[Dataset items]:
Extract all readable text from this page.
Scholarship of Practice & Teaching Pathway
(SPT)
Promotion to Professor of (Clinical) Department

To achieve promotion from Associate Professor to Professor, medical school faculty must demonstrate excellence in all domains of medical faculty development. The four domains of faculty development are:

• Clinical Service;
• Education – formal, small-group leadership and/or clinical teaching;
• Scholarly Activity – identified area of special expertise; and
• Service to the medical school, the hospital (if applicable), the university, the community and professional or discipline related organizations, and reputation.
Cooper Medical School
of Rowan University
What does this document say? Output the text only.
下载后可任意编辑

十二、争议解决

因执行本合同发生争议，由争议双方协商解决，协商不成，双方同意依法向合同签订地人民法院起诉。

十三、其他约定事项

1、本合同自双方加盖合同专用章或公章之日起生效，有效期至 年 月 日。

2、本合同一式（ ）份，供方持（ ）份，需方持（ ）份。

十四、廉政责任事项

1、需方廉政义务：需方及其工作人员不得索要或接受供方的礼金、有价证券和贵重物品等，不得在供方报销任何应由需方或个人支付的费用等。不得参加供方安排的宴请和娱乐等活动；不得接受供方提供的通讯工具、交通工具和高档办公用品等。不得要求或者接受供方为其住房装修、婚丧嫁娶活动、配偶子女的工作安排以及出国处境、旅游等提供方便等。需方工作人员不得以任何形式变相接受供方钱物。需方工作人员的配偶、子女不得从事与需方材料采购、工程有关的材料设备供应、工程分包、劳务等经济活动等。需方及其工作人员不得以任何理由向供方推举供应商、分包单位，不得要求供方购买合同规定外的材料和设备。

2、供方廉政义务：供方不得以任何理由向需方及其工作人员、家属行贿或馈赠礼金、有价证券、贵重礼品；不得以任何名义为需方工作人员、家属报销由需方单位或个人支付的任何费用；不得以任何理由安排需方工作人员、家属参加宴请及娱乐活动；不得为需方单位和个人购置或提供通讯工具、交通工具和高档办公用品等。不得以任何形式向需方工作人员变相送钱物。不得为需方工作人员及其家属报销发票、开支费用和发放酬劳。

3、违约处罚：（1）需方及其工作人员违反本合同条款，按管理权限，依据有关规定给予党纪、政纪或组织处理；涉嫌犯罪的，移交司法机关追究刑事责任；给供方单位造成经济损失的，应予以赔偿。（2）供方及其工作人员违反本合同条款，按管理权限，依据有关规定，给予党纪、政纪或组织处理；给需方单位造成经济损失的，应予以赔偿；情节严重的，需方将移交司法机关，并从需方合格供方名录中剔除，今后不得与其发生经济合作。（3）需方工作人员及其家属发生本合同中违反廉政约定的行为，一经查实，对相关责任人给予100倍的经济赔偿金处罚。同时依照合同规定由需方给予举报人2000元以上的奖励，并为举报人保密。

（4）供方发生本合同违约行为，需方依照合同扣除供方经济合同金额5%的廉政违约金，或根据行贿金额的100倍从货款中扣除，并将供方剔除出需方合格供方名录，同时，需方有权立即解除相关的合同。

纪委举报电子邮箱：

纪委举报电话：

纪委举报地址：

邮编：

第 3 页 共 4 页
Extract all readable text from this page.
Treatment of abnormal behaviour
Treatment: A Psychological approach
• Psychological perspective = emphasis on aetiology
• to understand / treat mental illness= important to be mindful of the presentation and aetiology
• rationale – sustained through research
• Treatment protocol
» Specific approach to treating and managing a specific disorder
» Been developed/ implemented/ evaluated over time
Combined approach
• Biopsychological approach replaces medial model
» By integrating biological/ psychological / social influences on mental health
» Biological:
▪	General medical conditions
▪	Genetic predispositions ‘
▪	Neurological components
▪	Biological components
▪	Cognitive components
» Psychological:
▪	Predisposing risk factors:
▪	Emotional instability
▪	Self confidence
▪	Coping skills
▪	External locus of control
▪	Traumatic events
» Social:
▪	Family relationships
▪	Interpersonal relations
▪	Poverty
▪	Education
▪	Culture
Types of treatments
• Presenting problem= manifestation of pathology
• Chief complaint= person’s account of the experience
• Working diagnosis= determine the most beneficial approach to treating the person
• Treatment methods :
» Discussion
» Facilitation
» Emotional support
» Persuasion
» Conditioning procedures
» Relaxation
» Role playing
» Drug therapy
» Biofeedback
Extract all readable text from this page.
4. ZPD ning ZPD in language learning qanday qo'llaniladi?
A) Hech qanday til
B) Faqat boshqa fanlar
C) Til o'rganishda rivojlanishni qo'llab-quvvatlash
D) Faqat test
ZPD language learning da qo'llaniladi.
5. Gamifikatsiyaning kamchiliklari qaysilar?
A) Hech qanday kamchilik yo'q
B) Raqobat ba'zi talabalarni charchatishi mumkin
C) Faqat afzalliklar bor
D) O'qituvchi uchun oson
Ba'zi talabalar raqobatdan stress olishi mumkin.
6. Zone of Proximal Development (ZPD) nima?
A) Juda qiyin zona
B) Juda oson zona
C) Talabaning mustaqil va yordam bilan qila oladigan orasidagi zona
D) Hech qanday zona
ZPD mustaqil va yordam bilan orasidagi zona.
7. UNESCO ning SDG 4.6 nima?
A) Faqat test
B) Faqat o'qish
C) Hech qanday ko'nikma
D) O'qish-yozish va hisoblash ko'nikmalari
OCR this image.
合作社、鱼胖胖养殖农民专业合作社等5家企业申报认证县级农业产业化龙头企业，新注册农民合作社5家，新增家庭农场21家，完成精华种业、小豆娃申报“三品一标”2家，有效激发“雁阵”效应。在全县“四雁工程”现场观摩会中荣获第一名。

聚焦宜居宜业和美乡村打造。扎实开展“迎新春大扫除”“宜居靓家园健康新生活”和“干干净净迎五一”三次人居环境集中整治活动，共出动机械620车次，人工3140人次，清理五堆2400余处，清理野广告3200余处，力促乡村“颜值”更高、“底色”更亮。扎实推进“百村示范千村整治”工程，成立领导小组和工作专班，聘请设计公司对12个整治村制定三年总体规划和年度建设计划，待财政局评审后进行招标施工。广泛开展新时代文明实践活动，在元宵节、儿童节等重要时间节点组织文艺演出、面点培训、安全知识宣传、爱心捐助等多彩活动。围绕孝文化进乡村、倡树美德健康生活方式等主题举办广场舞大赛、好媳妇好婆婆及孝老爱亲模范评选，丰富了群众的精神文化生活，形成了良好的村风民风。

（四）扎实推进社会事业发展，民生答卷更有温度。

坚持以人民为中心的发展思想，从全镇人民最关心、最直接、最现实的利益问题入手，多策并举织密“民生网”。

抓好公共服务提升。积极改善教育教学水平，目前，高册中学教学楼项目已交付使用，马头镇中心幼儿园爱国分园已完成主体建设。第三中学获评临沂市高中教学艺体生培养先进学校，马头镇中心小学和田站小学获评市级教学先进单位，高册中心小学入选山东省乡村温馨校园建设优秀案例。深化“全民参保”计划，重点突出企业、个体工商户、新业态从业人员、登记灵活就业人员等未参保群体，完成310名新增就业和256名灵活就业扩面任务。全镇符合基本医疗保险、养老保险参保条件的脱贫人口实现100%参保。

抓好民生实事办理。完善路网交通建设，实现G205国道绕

[OBJECTIVE]:
In the entries above, find each line with the word "treating" and show it.

[FINISHED TASK]:
» Specific approach to treating and managing a specific disorder
• Working diagnosis= determine the most beneficial approach to treating the person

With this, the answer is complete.